Source material:
________________
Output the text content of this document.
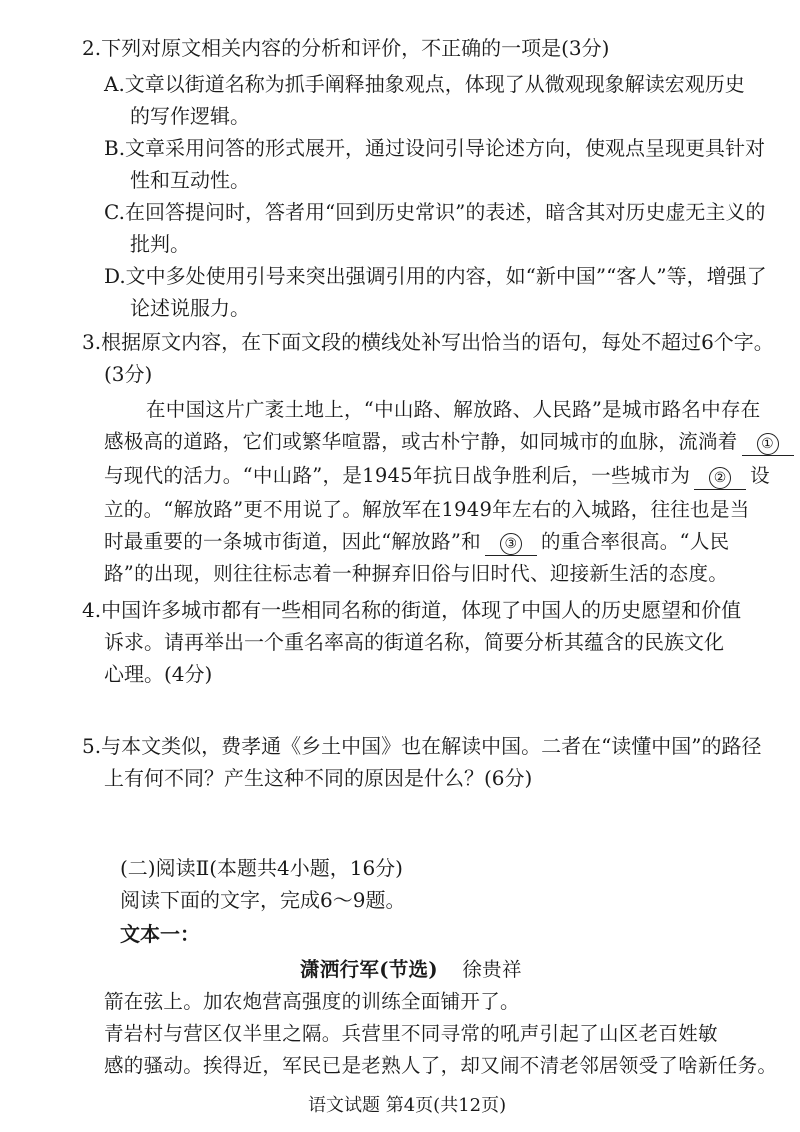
2.下列对原文相关内容的分析和评价，不正确的一项是(3分)
A.文章以街道名称为抓手阐释抽象观点，体现了从微观现象解读宏观历史
的写作逻辑。
B.文章采用问答的形式展开，通过设问引导论述方向，使观点呈现更具针对
性和互动性。
C.在回答提问时，答者用“回到历史常识”的表述，暗含其对历史虚无主义的
批判。
D.文中多处使用引号来突出强调引用的内容，如“新中国”“客人”等，增强了
论述说服力。
3.根据原文内容，在下面文段的横线处补写出恰当的语句，每处不超过6个字。
(3分)
在中国这片广袤土地上，“中山路、解放路、人民路”是城市路名中存在
感极高的道路，它们或繁华喧嚣，或古朴宁静，如同城市的血脉，流淌着 ①
与现代的活力。“中山路”，是1945年抗日战争胜利后，一些城市为 ② 设
立的。“解放路”更不用说了。解放军在1949年左右的入城路，往往也是当
时最重要的一条城市街道，因此“解放路”和 ③ 的重合率很高。“人民
路”的出现，则往往标志着一种摒弃旧俗与旧时代、迎接新生活的态度。
4.中国许多城市都有一些相同名称的街道，体现了中国人的历史愿望和价值
诉求。请再举出一个重名率高的街道名称，简要分析其蕴含的民族文化
心理。(4分)
5.与本文类似，费孝通《乡土中国》也在解读中国。二者在“读懂中国”的路径
上有何不同？产生这种不同的原因是什么？(6分)
(二)阅读Ⅱ(本题共4小题，16分)
阅读下面的文字，完成6～9题。
文本一：
潇洒行军(节选) 徐贵祥
箭在弦上。加农炮营高强度的训练全面铺开了。
青岩村与营区仅半里之隔。兵营里不同寻常的吼声引起了山区老百姓敏
感的骚动。挨得近，军民已是老熟人了，却又闹不清老邻居领受了啥新任务。
语文试题 第4页(共12页)
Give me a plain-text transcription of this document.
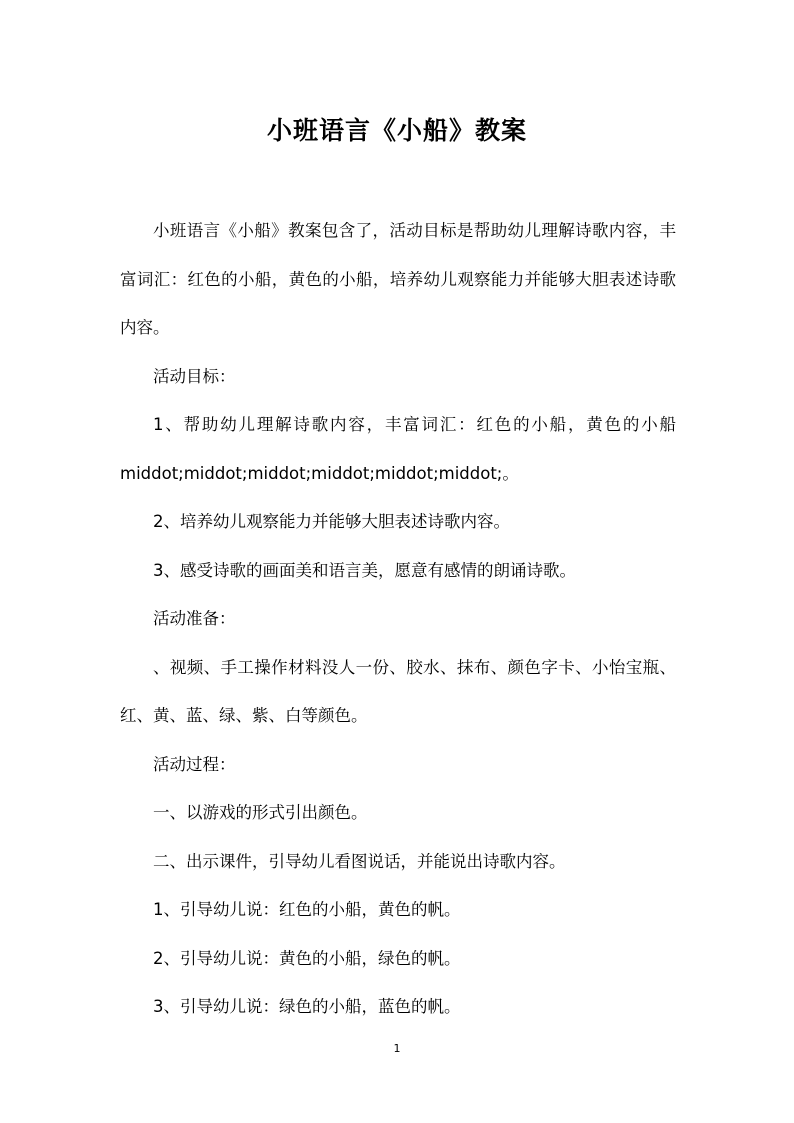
小班语言《小船》教案

小班语言《小船》教案包含了，活动目标是帮助幼儿理解诗歌内容，丰富词汇：红色的小船，黄色的小船，培养幼儿观察能力并能够大胆表述诗歌内容。

活动目标：

1、帮助幼儿理解诗歌内容，丰富词汇：红色的小船，黄色的小船middot;middot;middot;middot;middot;middot;。

2、培养幼儿观察能力并能够大胆表述诗歌内容。

3、感受诗歌的画面美和语言美，愿意有感情的朗诵诗歌。

活动准备：

、视频、手工操作材料没人一份、胶水、抹布、颜色字卡、小怡宝瓶、红、黄、蓝、绿、紫、白等颜色。

活动过程：

一、以游戏的形式引出颜色。

二、出示课件，引导幼儿看图说话，并能说出诗歌内容。

1、引导幼儿说：红色的小船，黄色的帆。

2、引导幼儿说：黄色的小船，绿色的帆。

3、引导幼儿说：绿色的小船，蓝色的帆。

1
________________
What to produce: Return each line from the material above exactly, but not the pictures.

The output:
Output the text content of this document.
2.下列对原文相关内容的分析和评价，不正确的一项是(3分)
A.文章以街道名称为抓手阐释抽象观点，体现了从微观现象解读宏观历史
的写作逻辑。
B.文章采用问答的形式展开，通过设问引导论述方向，使观点呈现更具针对
性和互动性。
C.在回答提问时，答者用“回到历史常识”的表述，暗含其对历史虚无主义的
批判。
D.文中多处使用引号来突出强调引用的内容，如“新中国”“客人”等，增强了
论述说服力。
3.根据原文内容，在下面文段的横线处补写出恰当的语句，每处不超过6个字。
(3分)
在中国这片广袤土地上，“中山路、解放路、人民路”是城市路名中存在
感极高的道路，它们或繁华喧嚣，或古朴宁静，如同城市的血脉，流淌着 ①
与现代的活力。“中山路”，是1945年抗日战争胜利后，一些城市为 ② 设
立的。“解放路”更不用说了。解放军在1949年左右的入城路，往往也是当
时最重要的一条城市街道，因此“解放路”和 ③ 的重合率很高。“人民
路”的出现，则往往标志着一种摒弃旧俗与旧时代、迎接新生活的态度。
4.中国许多城市都有一些相同名称的街道，体现了中国人的历史愿望和价值
诉求。请再举出一个重名率高的街道名称，简要分析其蕴含的民族文化
心理。(4分)
5.与本文类似，费孝通《乡土中国》也在解读中国。二者在“读懂中国”的路径
上有何不同？产生这种不同的原因是什么？(6分)
(二)阅读Ⅱ(本题共4小题，16分)
阅读下面的文字，完成6～9题。
文本一：
潇洒行军(节选) 徐贵祥
箭在弦上。加农炮营高强度的训练全面铺开了。
青岩村与营区仅半里之隔。兵营里不同寻常的吼声引起了山区老百姓敏
感的骚动。挨得近，军民已是老熟人了，却又闹不清老邻居领受了啥新任务。
语文试题 第4页(共12页)
Give me a plain-text transcription of this document.
小班语言《小船》教案

小班语言《小船》教案包含了，活动目标是帮助幼儿理解诗歌内容，丰富词汇：红色的小船，黄色的小船，培养幼儿观察能力并能够大胆表述诗歌内容。

活动目标：

1、帮助幼儿理解诗歌内容，丰富词汇：红色的小船，黄色的小船middot;middot;middot;middot;middot;middot;。

2、培养幼儿观察能力并能够大胆表述诗歌内容。

3、感受诗歌的画面美和语言美，愿意有感情的朗诵诗歌。

活动准备：

、视频、手工操作材料没人一份、胶水、抹布、颜色字卡、小怡宝瓶、红、黄、蓝、绿、紫、白等颜色。

活动过程：

一、以游戏的形式引出颜色。

二、出示课件，引导幼儿看图说话，并能说出诗歌内容。

1、引导幼儿说：红色的小船，黄色的帆。

2、引导幼儿说：黄色的小船，绿色的帆。

3、引导幼儿说：绿色的小船，蓝色的帆。

1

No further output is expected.